= Sunday Times Rich List 2009 =

2009 list of richest 1,000 people in the UK

The Sunday Times Rich List 2009 was published on 26 April 2009.

Since 1989 the UK national Sunday newspaper The Sunday Times (sister paper to The Times) has published an annual magazine supplement to the newspaper called the Sunday Times Rich List. The list is based on an estimate of the minimum wealth of the richest 1,000 people or families in the United Kingdom as of January of that year, and is compiled by Dr Philip Beresford.

A separate section lists the 250 richest Irish, including both Northern Ireland and the Republic of Ireland.

As in previous years, the List was widely previewed in the UK media and extensively covered on the day of its publication.

**MATERIAL SUPPLIED**.
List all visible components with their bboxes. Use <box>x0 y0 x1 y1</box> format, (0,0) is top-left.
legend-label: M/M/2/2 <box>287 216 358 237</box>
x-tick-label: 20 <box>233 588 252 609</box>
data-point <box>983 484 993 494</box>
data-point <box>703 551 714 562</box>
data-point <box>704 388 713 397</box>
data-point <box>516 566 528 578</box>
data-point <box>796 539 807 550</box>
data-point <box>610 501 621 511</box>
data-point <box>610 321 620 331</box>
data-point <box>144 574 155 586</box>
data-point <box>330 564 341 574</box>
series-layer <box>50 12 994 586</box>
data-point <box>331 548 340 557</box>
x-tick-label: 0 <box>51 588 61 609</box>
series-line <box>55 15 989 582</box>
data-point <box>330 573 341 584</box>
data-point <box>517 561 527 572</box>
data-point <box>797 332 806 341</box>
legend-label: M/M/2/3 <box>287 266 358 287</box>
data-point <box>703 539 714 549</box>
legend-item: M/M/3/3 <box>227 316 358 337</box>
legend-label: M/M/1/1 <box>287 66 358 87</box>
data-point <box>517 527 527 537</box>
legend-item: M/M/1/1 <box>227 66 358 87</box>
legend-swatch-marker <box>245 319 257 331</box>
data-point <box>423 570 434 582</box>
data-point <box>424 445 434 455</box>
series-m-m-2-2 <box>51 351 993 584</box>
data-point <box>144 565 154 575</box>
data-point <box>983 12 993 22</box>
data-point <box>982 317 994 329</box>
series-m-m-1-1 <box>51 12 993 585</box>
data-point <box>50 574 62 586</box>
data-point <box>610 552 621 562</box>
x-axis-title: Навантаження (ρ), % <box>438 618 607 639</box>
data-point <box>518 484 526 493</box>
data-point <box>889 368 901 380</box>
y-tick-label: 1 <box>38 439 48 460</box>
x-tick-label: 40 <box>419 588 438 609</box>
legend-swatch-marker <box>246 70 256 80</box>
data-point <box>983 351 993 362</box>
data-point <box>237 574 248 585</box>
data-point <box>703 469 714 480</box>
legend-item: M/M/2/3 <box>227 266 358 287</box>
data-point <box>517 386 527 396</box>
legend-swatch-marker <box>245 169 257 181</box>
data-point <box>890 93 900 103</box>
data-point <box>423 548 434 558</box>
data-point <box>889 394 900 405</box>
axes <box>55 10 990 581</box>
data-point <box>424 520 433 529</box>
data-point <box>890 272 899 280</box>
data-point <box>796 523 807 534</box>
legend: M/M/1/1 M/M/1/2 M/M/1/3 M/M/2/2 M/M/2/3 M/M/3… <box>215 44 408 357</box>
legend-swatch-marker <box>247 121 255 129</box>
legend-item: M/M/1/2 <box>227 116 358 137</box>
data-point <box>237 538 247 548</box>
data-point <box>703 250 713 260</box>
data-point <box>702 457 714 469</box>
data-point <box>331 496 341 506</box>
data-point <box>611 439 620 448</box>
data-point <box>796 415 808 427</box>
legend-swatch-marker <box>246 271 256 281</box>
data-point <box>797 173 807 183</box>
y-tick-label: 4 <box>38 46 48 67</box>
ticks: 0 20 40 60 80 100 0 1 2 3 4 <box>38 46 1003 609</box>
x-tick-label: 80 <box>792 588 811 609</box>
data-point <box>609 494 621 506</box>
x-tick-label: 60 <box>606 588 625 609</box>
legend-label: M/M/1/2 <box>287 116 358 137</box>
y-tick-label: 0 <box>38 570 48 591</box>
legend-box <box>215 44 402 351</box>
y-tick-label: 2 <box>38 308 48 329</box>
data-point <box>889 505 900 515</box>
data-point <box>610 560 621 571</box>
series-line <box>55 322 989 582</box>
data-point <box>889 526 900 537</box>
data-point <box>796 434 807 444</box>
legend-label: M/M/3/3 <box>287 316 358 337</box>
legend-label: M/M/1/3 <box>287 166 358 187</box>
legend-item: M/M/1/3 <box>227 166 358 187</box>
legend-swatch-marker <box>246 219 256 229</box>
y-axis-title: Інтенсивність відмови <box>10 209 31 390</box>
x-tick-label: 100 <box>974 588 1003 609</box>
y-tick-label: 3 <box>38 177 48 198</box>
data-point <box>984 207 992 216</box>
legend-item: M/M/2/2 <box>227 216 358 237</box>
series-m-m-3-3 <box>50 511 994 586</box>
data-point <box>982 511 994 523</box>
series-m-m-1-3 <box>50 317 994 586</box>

**WRITTEN INSTRUCTION 1**. According to the text on the Sunday Times Rich List 2009, who compiles the list?
**WRITTEN INSTRUCTION 2**. Extend the text on the Sunday Times Rich List 2009, picking up after its final sentence.

**FINAL ANSWER 1**. Dr Philip Beresford compiles the list.

**FINAL ANSWER 2**.
The top three places in the List were unchanged from the previous year. The Hinduja brothers, ranked 4th in 2008, and Leonard Blavatnik, ranked 11th in 2008, were removed from the list. Among the most notable changes were the loss of £155 billion from the collective fortunes of Britain's richest 1,000 people, equivalent to more than a third of their estimated wealth, as a consequence of the recession.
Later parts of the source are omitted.